Provided entries:

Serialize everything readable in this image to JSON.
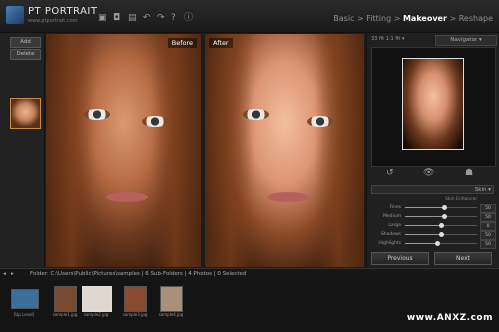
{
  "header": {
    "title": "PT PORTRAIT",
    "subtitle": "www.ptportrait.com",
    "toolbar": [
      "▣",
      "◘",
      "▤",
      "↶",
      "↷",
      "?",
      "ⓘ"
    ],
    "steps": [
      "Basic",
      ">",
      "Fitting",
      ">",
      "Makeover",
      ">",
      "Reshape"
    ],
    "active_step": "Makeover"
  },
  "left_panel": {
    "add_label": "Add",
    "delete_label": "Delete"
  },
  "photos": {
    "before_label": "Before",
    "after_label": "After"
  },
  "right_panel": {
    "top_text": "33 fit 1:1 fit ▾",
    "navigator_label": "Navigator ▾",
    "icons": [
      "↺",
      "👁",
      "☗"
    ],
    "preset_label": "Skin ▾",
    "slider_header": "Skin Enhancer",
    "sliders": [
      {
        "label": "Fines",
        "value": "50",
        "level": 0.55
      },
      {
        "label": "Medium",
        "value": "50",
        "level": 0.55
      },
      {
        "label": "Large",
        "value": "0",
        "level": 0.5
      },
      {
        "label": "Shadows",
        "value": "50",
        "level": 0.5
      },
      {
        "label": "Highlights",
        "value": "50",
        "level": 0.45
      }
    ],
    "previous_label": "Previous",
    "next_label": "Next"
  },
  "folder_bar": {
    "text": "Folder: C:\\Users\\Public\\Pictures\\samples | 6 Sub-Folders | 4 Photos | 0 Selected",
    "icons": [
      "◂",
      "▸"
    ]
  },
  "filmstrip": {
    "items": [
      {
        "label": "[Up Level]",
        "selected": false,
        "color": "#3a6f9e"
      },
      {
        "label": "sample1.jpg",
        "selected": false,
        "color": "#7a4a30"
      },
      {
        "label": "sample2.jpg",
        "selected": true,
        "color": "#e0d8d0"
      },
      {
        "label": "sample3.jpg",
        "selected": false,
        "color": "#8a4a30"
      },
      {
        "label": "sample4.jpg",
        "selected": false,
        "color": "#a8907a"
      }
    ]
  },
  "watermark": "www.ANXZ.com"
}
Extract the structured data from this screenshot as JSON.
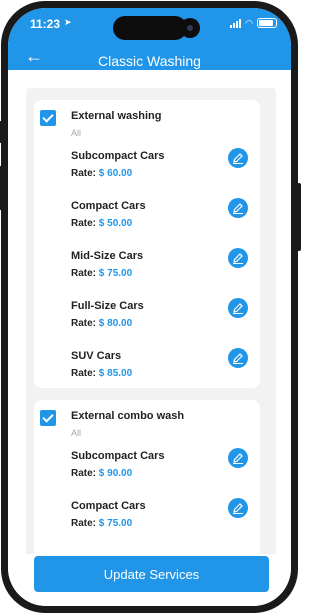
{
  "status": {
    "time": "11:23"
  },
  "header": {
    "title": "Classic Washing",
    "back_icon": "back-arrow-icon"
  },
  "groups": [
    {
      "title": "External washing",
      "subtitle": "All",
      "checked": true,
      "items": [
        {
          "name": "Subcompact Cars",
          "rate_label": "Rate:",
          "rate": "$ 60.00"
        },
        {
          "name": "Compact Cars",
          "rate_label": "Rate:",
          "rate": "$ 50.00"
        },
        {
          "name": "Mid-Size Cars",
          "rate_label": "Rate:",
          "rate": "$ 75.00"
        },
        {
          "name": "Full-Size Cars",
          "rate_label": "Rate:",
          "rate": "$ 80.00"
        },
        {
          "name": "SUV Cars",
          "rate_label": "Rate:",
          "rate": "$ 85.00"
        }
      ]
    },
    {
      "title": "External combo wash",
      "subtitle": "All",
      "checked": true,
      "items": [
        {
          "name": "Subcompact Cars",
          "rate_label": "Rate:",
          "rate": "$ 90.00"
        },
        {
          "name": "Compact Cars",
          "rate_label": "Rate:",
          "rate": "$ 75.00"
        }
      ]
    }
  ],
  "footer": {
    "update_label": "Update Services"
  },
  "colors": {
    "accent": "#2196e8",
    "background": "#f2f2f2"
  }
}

Task objective:
Please write out all of the material above without changing a word, and omit any pictures.

Response to this exercise:
Serialize everything readable in this image to JSON.
{
  "header": {
    "title": "PT PORTRAIT",
    "subtitle": "www.ptportrait.com",
    "toolbar": [
      "▣",
      "◘",
      "▤",
      "↶",
      "↷",
      "?",
      "ⓘ"
    ],
    "steps": [
      "Basic",
      ">",
      "Fitting",
      ">",
      "Makeover",
      ">",
      "Reshape"
    ],
    "active_step": "Makeover"
  },
  "left_panel": {
    "add_label": "Add",
    "delete_label": "Delete"
  },
  "photos": {
    "before_label": "Before",
    "after_label": "After"
  },
  "right_panel": {
    "top_text": "33 fit 1:1 fit ▾",
    "navigator_label": "Navigator ▾",
    "icons": [
      "↺",
      "👁",
      "☗"
    ],
    "preset_label": "Skin ▾",
    "slider_header": "Skin Enhancer",
    "sliders": [
      {
        "label": "Fines",
        "value": "50",
        "level": 0.55
      },
      {
        "label": "Medium",
        "value": "50",
        "level": 0.55
      },
      {
        "label": "Large",
        "value": "0",
        "level": 0.5
      },
      {
        "label": "Shadows",
        "value": "50",
        "level": 0.5
      },
      {
        "label": "Highlights",
        "value": "50",
        "level": 0.45
      }
    ],
    "previous_label": "Previous",
    "next_label": "Next"
  },
  "folder_bar": {
    "text": "Folder: C:\\Users\\Public\\Pictures\\samples | 6 Sub-Folders | 4 Photos | 0 Selected",
    "icons": [
      "◂",
      "▸"
    ]
  },
  "filmstrip": {
    "items": [
      {
        "label": "[Up Level]",
        "selected": false,
        "color": "#3a6f9e"
      },
      {
        "label": "sample1.jpg",
        "selected": false,
        "color": "#7a4a30"
      },
      {
        "label": "sample2.jpg",
        "selected": true,
        "color": "#e0d8d0"
      },
      {
        "label": "sample3.jpg",
        "selected": false,
        "color": "#8a4a30"
      },
      {
        "label": "sample4.jpg",
        "selected": false,
        "color": "#a8907a"
      }
    ]
  },
  "watermark": "www.ANXZ.com"
}
Extract the structured data from this screenshot as JSON.
{
  "status": {
    "time": "11:23"
  },
  "header": {
    "title": "Classic Washing",
    "back_icon": "back-arrow-icon"
  },
  "groups": [
    {
      "title": "External washing",
      "subtitle": "All",
      "checked": true,
      "items": [
        {
          "name": "Subcompact Cars",
          "rate_label": "Rate:",
          "rate": "$ 60.00"
        },
        {
          "name": "Compact Cars",
          "rate_label": "Rate:",
          "rate": "$ 50.00"
        },
        {
          "name": "Mid-Size Cars",
          "rate_label": "Rate:",
          "rate": "$ 75.00"
        },
        {
          "name": "Full-Size Cars",
          "rate_label": "Rate:",
          "rate": "$ 80.00"
        },
        {
          "name": "SUV Cars",
          "rate_label": "Rate:",
          "rate": "$ 85.00"
        }
      ]
    },
    {
      "title": "External combo wash",
      "subtitle": "All",
      "checked": true,
      "items": [
        {
          "name": "Subcompact Cars",
          "rate_label": "Rate:",
          "rate": "$ 90.00"
        },
        {
          "name": "Compact Cars",
          "rate_label": "Rate:",
          "rate": "$ 75.00"
        }
      ]
    }
  ],
  "footer": {
    "update_label": "Update Services"
  },
  "colors": {
    "accent": "#2196e8",
    "background": "#f2f2f2"
  }
}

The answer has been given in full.